:: Given records ::

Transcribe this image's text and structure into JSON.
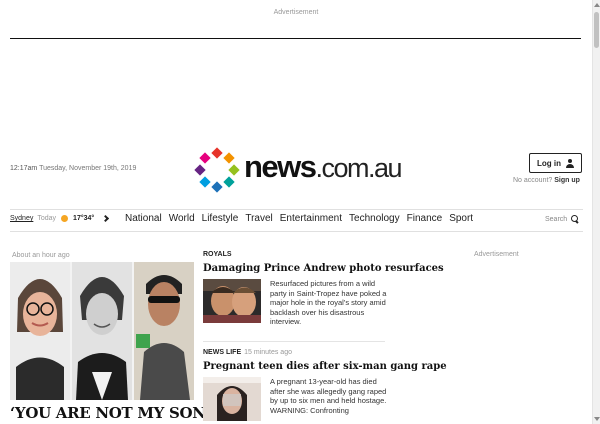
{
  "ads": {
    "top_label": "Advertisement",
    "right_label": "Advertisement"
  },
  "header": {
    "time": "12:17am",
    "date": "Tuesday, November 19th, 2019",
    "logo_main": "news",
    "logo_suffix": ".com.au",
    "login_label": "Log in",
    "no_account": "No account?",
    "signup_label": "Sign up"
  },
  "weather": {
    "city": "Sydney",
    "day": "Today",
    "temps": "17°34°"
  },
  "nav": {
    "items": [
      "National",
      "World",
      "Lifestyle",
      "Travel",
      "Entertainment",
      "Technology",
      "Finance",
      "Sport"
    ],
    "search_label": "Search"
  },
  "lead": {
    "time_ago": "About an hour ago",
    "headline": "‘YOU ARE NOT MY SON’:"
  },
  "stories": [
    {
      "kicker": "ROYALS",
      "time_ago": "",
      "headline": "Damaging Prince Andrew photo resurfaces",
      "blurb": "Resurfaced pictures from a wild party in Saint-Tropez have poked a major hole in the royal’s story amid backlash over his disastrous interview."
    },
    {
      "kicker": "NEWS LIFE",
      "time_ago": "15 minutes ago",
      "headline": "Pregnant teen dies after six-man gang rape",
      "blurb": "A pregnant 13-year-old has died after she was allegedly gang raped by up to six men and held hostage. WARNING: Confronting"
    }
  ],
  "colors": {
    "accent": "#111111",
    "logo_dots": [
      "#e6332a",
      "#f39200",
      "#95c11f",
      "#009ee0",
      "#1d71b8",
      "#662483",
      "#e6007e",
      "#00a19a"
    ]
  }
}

:::
:: Given records ::

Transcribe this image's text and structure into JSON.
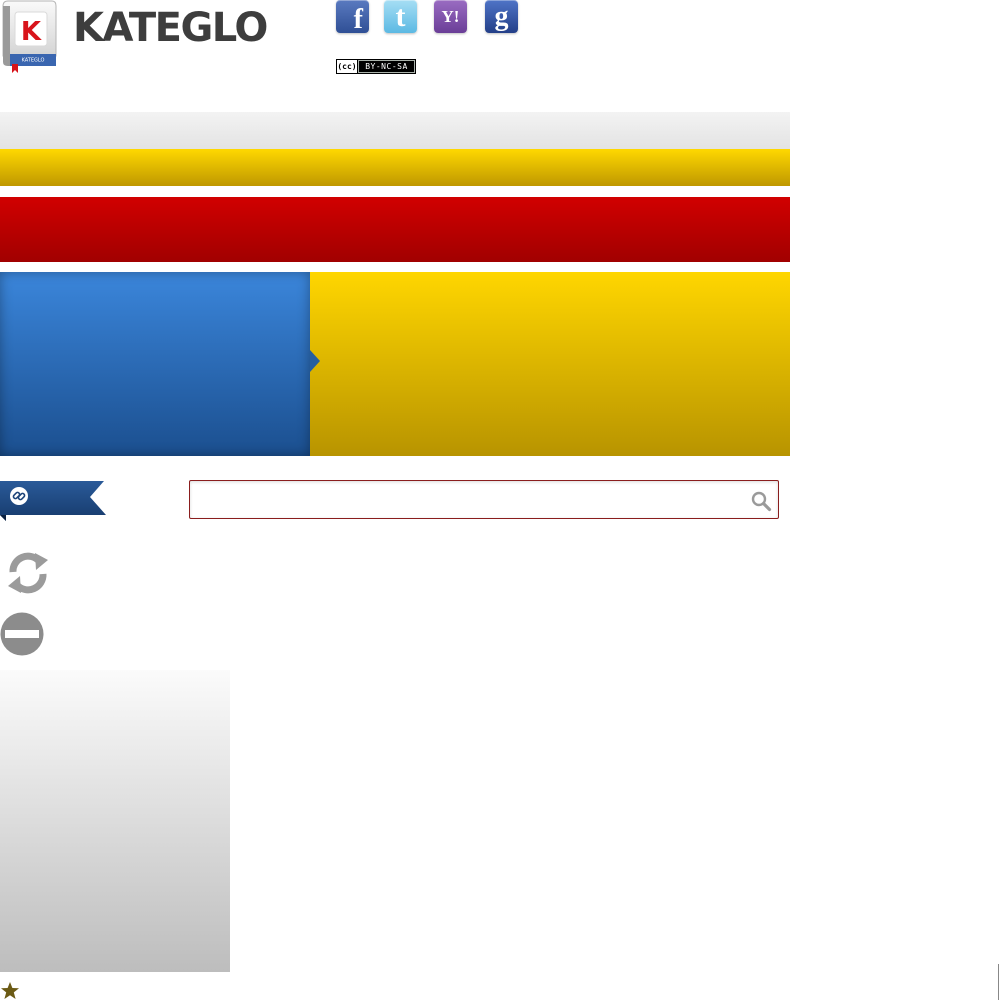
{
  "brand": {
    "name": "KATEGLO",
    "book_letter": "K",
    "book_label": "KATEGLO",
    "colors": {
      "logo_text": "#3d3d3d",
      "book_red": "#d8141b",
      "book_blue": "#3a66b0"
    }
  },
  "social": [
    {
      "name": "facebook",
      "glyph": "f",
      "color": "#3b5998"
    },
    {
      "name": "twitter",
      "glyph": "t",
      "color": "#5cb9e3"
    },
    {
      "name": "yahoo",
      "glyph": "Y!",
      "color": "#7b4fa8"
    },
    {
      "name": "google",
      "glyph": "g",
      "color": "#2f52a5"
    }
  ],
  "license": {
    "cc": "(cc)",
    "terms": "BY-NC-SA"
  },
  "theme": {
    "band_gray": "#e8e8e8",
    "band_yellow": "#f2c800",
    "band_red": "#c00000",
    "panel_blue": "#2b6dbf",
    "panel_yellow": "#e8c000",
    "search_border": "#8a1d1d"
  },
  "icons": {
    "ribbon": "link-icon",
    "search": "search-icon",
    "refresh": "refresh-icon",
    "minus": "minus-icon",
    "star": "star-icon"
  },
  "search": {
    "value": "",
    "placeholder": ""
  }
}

:::

▸ **Your task**:
Search the listing for the string "headline". Copy each line where it turns up.

▸ **Response to this exercise**:
    "headline": "‘YOU ARE NOT MY SON’:"
      "headline": "Damaging Prince Andrew photo resurfaces",
      "headline": "Pregnant teen dies after six-man gang rape",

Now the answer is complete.